* Exercise brief
Reproduce the listing below word for word, every line of it, with nothing altered.
********************
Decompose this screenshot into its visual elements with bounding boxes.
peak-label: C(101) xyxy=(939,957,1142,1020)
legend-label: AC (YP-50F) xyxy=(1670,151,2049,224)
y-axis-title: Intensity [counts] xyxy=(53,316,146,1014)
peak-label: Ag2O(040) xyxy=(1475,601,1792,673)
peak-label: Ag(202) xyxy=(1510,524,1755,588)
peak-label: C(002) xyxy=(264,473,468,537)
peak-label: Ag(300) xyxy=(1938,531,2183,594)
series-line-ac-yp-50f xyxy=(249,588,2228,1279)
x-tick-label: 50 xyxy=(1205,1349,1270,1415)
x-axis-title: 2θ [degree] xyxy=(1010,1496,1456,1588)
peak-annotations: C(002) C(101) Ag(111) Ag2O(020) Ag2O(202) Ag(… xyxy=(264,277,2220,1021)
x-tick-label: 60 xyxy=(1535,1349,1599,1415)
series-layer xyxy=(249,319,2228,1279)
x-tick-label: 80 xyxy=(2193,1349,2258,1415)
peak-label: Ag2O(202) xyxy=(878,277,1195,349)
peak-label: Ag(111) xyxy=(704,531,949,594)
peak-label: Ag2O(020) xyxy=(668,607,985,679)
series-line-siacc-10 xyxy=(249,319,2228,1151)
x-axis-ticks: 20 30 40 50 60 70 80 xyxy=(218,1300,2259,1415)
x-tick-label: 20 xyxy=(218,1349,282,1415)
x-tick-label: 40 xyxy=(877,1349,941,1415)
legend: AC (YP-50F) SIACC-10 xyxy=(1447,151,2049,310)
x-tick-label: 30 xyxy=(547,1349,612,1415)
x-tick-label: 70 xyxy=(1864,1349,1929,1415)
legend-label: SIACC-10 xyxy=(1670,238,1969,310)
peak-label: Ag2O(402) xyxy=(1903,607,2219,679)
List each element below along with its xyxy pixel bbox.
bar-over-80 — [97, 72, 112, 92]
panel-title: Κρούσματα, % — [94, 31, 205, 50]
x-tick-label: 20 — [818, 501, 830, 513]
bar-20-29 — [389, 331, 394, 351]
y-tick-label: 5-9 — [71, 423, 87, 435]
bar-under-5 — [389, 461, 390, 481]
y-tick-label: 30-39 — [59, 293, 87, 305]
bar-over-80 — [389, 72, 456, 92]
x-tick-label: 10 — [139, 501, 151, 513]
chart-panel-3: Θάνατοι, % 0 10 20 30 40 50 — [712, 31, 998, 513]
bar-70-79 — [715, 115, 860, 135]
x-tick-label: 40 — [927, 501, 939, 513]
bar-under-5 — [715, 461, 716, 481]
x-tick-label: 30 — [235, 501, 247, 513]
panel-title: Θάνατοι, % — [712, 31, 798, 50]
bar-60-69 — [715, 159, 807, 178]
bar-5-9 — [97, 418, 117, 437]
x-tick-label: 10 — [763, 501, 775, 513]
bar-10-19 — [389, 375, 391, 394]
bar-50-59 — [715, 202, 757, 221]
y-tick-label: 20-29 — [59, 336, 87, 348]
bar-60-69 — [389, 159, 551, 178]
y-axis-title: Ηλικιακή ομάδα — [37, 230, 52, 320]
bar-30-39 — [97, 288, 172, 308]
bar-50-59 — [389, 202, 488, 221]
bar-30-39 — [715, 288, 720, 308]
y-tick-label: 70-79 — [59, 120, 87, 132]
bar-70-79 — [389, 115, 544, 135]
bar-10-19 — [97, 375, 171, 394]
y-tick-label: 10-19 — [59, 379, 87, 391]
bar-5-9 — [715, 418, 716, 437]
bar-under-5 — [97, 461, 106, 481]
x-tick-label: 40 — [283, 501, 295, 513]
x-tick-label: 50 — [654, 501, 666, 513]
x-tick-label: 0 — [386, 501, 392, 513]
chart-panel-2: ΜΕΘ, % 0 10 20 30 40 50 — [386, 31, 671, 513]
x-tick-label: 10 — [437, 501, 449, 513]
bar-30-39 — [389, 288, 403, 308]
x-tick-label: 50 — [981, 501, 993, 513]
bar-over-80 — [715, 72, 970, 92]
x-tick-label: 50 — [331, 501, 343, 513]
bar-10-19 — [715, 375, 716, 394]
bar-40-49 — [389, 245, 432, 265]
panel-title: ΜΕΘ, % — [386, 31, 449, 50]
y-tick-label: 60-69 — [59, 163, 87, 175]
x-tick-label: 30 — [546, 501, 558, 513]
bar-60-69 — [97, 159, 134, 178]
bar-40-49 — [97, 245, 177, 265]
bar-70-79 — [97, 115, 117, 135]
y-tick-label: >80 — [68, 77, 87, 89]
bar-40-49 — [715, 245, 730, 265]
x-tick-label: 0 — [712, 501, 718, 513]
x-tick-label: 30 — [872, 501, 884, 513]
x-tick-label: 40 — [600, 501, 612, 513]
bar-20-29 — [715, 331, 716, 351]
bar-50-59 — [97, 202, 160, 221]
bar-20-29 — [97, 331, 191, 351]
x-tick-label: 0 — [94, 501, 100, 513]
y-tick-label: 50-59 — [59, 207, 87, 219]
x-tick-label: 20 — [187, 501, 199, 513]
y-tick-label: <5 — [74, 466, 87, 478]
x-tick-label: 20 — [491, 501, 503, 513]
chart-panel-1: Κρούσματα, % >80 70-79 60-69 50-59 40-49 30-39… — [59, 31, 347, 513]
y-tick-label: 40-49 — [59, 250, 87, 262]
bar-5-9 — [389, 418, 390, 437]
********************
* Answer to the problem
Decompose this screenshot into its visual elements with bounding boxes.
peak-label: C(101) xyxy=(939,957,1142,1020)
legend-label: AC (YP-50F) xyxy=(1670,151,2049,224)
y-axis-title: Intensity [counts] xyxy=(53,316,146,1014)
peak-label: Ag2O(040) xyxy=(1475,601,1792,673)
peak-label: Ag(202) xyxy=(1510,524,1755,588)
peak-label: C(002) xyxy=(264,473,468,537)
peak-label: Ag(300) xyxy=(1938,531,2183,594)
series-line-ac-yp-50f xyxy=(249,588,2228,1279)
x-tick-label: 50 xyxy=(1205,1349,1270,1415)
x-axis-title: 2θ [degree] xyxy=(1010,1496,1456,1588)
peak-annotations: C(002) C(101) Ag(111) Ag2O(020) Ag2O(202) Ag(… xyxy=(264,277,2220,1021)
x-tick-label: 60 xyxy=(1535,1349,1599,1415)
series-layer xyxy=(249,319,2228,1279)
x-tick-label: 80 xyxy=(2193,1349,2258,1415)
peak-label: Ag2O(202) xyxy=(878,277,1195,349)
peak-label: Ag(111) xyxy=(704,531,949,594)
peak-label: Ag2O(020) xyxy=(668,607,985,679)
series-line-siacc-10 xyxy=(249,319,2228,1151)
x-axis-ticks: 20 30 40 50 60 70 80 xyxy=(218,1300,2259,1415)
x-tick-label: 20 xyxy=(218,1349,282,1415)
x-tick-label: 40 xyxy=(877,1349,941,1415)
legend: AC (YP-50F) SIACC-10 xyxy=(1447,151,2049,310)
x-tick-label: 30 xyxy=(547,1349,612,1415)
x-tick-label: 70 xyxy=(1864,1349,1929,1415)
legend-label: SIACC-10 xyxy=(1670,238,1969,310)
peak-label: Ag2O(402) xyxy=(1903,607,2219,679)
List each element below along with its xyxy pixel bbox.
bar-over-80 — [97, 72, 112, 92]
panel-title: Κρούσματα, % — [94, 31, 205, 50]
x-tick-label: 20 — [818, 501, 830, 513]
bar-20-29 — [389, 331, 394, 351]
y-tick-label: 5-9 — [71, 423, 87, 435]
bar-under-5 — [389, 461, 390, 481]
y-tick-label: 30-39 — [59, 293, 87, 305]
bar-over-80 — [389, 72, 456, 92]
x-tick-label: 10 — [139, 501, 151, 513]
chart-panel-3: Θάνατοι, % 0 10 20 30 40 50 — [712, 31, 998, 513]
bar-70-79 — [715, 115, 860, 135]
x-tick-label: 40 — [927, 501, 939, 513]
bar-under-5 — [715, 461, 716, 481]
x-tick-label: 30 — [235, 501, 247, 513]
panel-title: Θάνατοι, % — [712, 31, 798, 50]
bar-60-69 — [715, 159, 807, 178]
bar-5-9 — [97, 418, 117, 437]
x-tick-label: 10 — [763, 501, 775, 513]
bar-10-19 — [389, 375, 391, 394]
bar-50-59 — [715, 202, 757, 221]
y-tick-label: 20-29 — [59, 336, 87, 348]
bar-60-69 — [389, 159, 551, 178]
y-axis-title: Ηλικιακή ομάδα — [37, 230, 52, 320]
bar-30-39 — [97, 288, 172, 308]
bar-50-59 — [389, 202, 488, 221]
bar-30-39 — [715, 288, 720, 308]
y-tick-label: 70-79 — [59, 120, 87, 132]
bar-70-79 — [389, 115, 544, 135]
bar-10-19 — [97, 375, 171, 394]
y-tick-label: 10-19 — [59, 379, 87, 391]
bar-5-9 — [715, 418, 716, 437]
bar-under-5 — [97, 461, 106, 481]
x-tick-label: 40 — [283, 501, 295, 513]
x-tick-label: 50 — [654, 501, 666, 513]
x-tick-label: 0 — [386, 501, 392, 513]
chart-panel-2: ΜΕΘ, % 0 10 20 30 40 50 — [386, 31, 671, 513]
x-tick-label: 10 — [437, 501, 449, 513]
bar-30-39 — [389, 288, 403, 308]
x-tick-label: 50 — [981, 501, 993, 513]
bar-over-80 — [715, 72, 970, 92]
x-tick-label: 50 — [331, 501, 343, 513]
bar-10-19 — [715, 375, 716, 394]
bar-40-49 — [389, 245, 432, 265]
panel-title: ΜΕΘ, % — [386, 31, 449, 50]
y-tick-label: 60-69 — [59, 163, 87, 175]
x-tick-label: 30 — [546, 501, 558, 513]
bar-60-69 — [97, 159, 134, 178]
bar-40-49 — [97, 245, 177, 265]
bar-70-79 — [97, 115, 117, 135]
y-tick-label: >80 — [68, 77, 87, 89]
bar-40-49 — [715, 245, 730, 265]
x-tick-label: 0 — [712, 501, 718, 513]
x-tick-label: 30 — [872, 501, 884, 513]
x-tick-label: 40 — [600, 501, 612, 513]
bar-20-29 — [715, 331, 716, 351]
bar-50-59 — [97, 202, 160, 221]
bar-20-29 — [97, 331, 191, 351]
x-tick-label: 0 — [94, 501, 100, 513]
y-tick-label: 50-59 — [59, 207, 87, 219]
x-tick-label: 20 — [187, 501, 199, 513]
y-tick-label: <5 — [74, 466, 87, 478]
x-tick-label: 20 — [491, 501, 503, 513]
chart-panel-1: Κρούσματα, % >80 70-79 60-69 50-59 40-49 30-39… — [59, 31, 347, 513]
y-tick-label: 40-49 — [59, 250, 87, 262]
bar-5-9 — [389, 418, 390, 437]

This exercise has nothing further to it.